**GOAL:**
Repeat the entire listing exactly.

═══ RECORDS FOR THE EXERCISE ═══

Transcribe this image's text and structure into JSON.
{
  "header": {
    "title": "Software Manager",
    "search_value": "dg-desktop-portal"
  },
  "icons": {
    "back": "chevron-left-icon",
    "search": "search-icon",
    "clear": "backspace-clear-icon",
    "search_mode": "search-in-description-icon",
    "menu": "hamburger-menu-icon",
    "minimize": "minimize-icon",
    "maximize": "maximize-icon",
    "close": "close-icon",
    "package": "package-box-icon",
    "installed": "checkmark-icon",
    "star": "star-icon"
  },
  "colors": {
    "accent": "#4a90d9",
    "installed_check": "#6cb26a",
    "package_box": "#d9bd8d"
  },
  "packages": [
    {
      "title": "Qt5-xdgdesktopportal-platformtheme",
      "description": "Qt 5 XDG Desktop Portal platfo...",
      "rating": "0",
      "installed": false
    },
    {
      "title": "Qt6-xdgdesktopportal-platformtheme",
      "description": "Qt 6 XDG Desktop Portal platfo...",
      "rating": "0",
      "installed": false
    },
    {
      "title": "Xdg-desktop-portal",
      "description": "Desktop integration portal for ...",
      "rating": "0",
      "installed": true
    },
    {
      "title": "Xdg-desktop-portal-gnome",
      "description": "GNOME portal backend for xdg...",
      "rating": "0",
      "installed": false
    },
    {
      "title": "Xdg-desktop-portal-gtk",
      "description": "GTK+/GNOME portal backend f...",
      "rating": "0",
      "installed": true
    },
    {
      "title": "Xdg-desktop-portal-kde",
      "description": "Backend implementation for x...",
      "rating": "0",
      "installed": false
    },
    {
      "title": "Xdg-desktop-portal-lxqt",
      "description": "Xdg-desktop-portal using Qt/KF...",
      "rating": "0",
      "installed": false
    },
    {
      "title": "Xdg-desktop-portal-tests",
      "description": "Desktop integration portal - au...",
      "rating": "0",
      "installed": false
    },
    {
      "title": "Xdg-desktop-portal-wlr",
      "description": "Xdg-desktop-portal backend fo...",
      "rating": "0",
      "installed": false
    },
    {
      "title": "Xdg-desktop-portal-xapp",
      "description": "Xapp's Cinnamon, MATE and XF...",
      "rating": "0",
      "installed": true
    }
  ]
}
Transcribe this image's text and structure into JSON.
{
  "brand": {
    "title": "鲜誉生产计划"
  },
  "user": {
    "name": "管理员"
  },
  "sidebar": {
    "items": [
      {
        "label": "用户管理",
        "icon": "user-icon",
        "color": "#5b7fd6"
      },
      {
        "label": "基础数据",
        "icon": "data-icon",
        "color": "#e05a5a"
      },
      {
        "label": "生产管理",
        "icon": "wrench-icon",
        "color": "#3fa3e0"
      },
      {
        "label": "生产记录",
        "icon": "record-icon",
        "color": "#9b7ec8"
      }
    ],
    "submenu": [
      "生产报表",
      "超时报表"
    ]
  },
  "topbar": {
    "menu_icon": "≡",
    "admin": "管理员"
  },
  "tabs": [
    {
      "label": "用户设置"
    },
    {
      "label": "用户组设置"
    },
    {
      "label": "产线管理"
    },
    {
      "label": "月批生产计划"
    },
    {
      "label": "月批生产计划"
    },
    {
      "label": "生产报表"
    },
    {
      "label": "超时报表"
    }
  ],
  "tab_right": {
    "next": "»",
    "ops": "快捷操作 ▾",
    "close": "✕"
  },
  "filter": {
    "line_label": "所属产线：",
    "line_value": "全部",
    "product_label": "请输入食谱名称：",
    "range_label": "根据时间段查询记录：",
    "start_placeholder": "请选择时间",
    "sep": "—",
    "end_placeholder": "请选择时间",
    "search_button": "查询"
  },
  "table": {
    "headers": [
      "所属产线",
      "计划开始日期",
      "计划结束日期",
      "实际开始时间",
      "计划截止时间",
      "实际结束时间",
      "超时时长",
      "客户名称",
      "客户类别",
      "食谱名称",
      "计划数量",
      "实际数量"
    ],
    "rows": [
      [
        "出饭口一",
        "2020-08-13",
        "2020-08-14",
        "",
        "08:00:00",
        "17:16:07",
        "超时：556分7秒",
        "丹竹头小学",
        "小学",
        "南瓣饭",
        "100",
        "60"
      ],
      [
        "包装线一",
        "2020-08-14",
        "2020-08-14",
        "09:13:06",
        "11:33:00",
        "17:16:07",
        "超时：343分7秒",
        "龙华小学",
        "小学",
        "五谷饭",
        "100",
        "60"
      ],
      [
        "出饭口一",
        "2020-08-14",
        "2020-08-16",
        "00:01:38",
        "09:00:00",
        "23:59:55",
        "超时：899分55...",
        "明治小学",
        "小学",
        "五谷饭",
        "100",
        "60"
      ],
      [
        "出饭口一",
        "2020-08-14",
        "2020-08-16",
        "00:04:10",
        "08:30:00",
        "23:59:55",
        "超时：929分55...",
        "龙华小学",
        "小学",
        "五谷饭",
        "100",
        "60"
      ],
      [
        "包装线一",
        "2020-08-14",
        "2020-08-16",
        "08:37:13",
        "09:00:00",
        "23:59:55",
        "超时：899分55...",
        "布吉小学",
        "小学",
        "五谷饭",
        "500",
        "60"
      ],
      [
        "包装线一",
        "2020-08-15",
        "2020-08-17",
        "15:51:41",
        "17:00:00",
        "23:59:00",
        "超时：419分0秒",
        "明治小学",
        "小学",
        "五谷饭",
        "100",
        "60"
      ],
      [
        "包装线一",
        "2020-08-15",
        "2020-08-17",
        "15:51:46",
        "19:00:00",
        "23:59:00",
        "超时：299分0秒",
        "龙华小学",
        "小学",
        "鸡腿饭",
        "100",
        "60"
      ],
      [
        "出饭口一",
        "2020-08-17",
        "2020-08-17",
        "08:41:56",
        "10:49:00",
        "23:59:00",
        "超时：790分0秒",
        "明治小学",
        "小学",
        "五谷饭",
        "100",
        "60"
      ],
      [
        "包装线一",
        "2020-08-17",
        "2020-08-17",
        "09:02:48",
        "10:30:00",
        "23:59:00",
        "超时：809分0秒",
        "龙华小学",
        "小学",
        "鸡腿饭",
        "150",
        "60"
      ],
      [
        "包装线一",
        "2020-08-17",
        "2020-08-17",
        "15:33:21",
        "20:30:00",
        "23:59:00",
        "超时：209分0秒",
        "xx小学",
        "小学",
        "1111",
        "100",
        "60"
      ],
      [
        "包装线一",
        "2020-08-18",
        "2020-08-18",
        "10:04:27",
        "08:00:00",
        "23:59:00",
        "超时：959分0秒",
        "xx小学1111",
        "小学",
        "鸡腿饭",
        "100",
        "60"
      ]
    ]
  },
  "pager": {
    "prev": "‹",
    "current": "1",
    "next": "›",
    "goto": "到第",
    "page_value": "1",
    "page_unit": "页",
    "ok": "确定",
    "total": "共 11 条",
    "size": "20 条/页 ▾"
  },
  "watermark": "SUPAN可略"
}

═══

**EXERCISE SOLUTION:**
Transcribe this image's text and structure into JSON.
{
  "header": {
    "title": "Software Manager",
    "search_value": "dg-desktop-portal"
  },
  "icons": {
    "back": "chevron-left-icon",
    "search": "search-icon",
    "clear": "backspace-clear-icon",
    "search_mode": "search-in-description-icon",
    "menu": "hamburger-menu-icon",
    "minimize": "minimize-icon",
    "maximize": "maximize-icon",
    "close": "close-icon",
    "package": "package-box-icon",
    "installed": "checkmark-icon",
    "star": "star-icon"
  },
  "colors": {
    "accent": "#4a90d9",
    "installed_check": "#6cb26a",
    "package_box": "#d9bd8d"
  },
  "packages": [
    {
      "title": "Qt5-xdgdesktopportal-platformtheme",
      "description": "Qt 5 XDG Desktop Portal platfo...",
      "rating": "0",
      "installed": false
    },
    {
      "title": "Qt6-xdgdesktopportal-platformtheme",
      "description": "Qt 6 XDG Desktop Portal platfo...",
      "rating": "0",
      "installed": false
    },
    {
      "title": "Xdg-desktop-portal",
      "description": "Desktop integration portal for ...",
      "rating": "0",
      "installed": true
    },
    {
      "title": "Xdg-desktop-portal-gnome",
      "description": "GNOME portal backend for xdg...",
      "rating": "0",
      "installed": false
    },
    {
      "title": "Xdg-desktop-portal-gtk",
      "description": "GTK+/GNOME portal backend f...",
      "rating": "0",
      "installed": true
    },
    {
      "title": "Xdg-desktop-portal-kde",
      "description": "Backend implementation for x...",
      "rating": "0",
      "installed": false
    },
    {
      "title": "Xdg-desktop-portal-lxqt",
      "description": "Xdg-desktop-portal using Qt/KF...",
      "rating": "0",
      "installed": false
    },
    {
      "title": "Xdg-desktop-portal-tests",
      "description": "Desktop integration portal - au...",
      "rating": "0",
      "installed": false
    },
    {
      "title": "Xdg-desktop-portal-wlr",
      "description": "Xdg-desktop-portal backend fo...",
      "rating": "0",
      "installed": false
    },
    {
      "title": "Xdg-desktop-portal-xapp",
      "description": "Xapp's Cinnamon, MATE and XF...",
      "rating": "0",
      "installed": true
    }
  ]
}
Transcribe this image's text and structure into JSON.
{
  "brand": {
    "title": "鲜誉生产计划"
  },
  "user": {
    "name": "管理员"
  },
  "sidebar": {
    "items": [
      {
        "label": "用户管理",
        "icon": "user-icon",
        "color": "#5b7fd6"
      },
      {
        "label": "基础数据",
        "icon": "data-icon",
        "color": "#e05a5a"
      },
      {
        "label": "生产管理",
        "icon": "wrench-icon",
        "color": "#3fa3e0"
      },
      {
        "label": "生产记录",
        "icon": "record-icon",
        "color": "#9b7ec8"
      }
    ],
    "submenu": [
      "生产报表",
      "超时报表"
    ]
  },
  "topbar": {
    "menu_icon": "≡",
    "admin": "管理员"
  },
  "tabs": [
    {
      "label": "用户设置"
    },
    {
      "label": "用户组设置"
    },
    {
      "label": "产线管理"
    },
    {
      "label": "月批生产计划"
    },
    {
      "label": "月批生产计划"
    },
    {
      "label": "生产报表"
    },
    {
      "label": "超时报表"
    }
  ],
  "tab_right": {
    "next": "»",
    "ops": "快捷操作 ▾",
    "close": "✕"
  },
  "filter": {
    "line_label": "所属产线：",
    "line_value": "全部",
    "product_label": "请输入食谱名称：",
    "range_label": "根据时间段查询记录：",
    "start_placeholder": "请选择时间",
    "sep": "—",
    "end_placeholder": "请选择时间",
    "search_button": "查询"
  },
  "table": {
    "headers": [
      "所属产线",
      "计划开始日期",
      "计划结束日期",
      "实际开始时间",
      "计划截止时间",
      "实际结束时间",
      "超时时长",
      "客户名称",
      "客户类别",
      "食谱名称",
      "计划数量",
      "实际数量"
    ],
    "rows": [
      [
        "出饭口一",
        "2020-08-13",
        "2020-08-14",
        "",
        "08:00:00",
        "17:16:07",
        "超时：556分7秒",
        "丹竹头小学",
        "小学",
        "南瓣饭",
        "100",
        "60"
      ],
      [
        "包装线一",
        "2020-08-14",
        "2020-08-14",
        "09:13:06",
        "11:33:00",
        "17:16:07",
        "超时：343分7秒",
        "龙华小学",
        "小学",
        "五谷饭",
        "100",
        "60"
      ],
      [
        "出饭口一",
        "2020-08-14",
        "2020-08-16",
        "00:01:38",
        "09:00:00",
        "23:59:55",
        "超时：899分55...",
        "明治小学",
        "小学",
        "五谷饭",
        "100",
        "60"
      ],
      [
        "出饭口一",
        "2020-08-14",
        "2020-08-16",
        "00:04:10",
        "08:30:00",
        "23:59:55",
        "超时：929分55...",
        "龙华小学",
        "小学",
        "五谷饭",
        "100",
        "60"
      ],
      [
        "包装线一",
        "2020-08-14",
        "2020-08-16",
        "08:37:13",
        "09:00:00",
        "23:59:55",
        "超时：899分55...",
        "布吉小学",
        "小学",
        "五谷饭",
        "500",
        "60"
      ],
      [
        "包装线一",
        "2020-08-15",
        "2020-08-17",
        "15:51:41",
        "17:00:00",
        "23:59:00",
        "超时：419分0秒",
        "明治小学",
        "小学",
        "五谷饭",
        "100",
        "60"
      ],
      [
        "包装线一",
        "2020-08-15",
        "2020-08-17",
        "15:51:46",
        "19:00:00",
        "23:59:00",
        "超时：299分0秒",
        "龙华小学",
        "小学",
        "鸡腿饭",
        "100",
        "60"
      ],
      [
        "出饭口一",
        "2020-08-17",
        "2020-08-17",
        "08:41:56",
        "10:49:00",
        "23:59:00",
        "超时：790分0秒",
        "明治小学",
        "小学",
        "五谷饭",
        "100",
        "60"
      ],
      [
        "包装线一",
        "2020-08-17",
        "2020-08-17",
        "09:02:48",
        "10:30:00",
        "23:59:00",
        "超时：809分0秒",
        "龙华小学",
        "小学",
        "鸡腿饭",
        "150",
        "60"
      ],
      [
        "包装线一",
        "2020-08-17",
        "2020-08-17",
        "15:33:21",
        "20:30:00",
        "23:59:00",
        "超时：209分0秒",
        "xx小学",
        "小学",
        "1111",
        "100",
        "60"
      ],
      [
        "包装线一",
        "2020-08-18",
        "2020-08-18",
        "10:04:27",
        "08:00:00",
        "23:59:00",
        "超时：959分0秒",
        "xx小学1111",
        "小学",
        "鸡腿饭",
        "100",
        "60"
      ]
    ]
  },
  "pager": {
    "prev": "‹",
    "current": "1",
    "next": "›",
    "goto": "到第",
    "page_value": "1",
    "page_unit": "页",
    "ok": "确定",
    "total": "共 11 条",
    "size": "20 条/页 ▾"
  },
  "watermark": "SUPAN可略"
}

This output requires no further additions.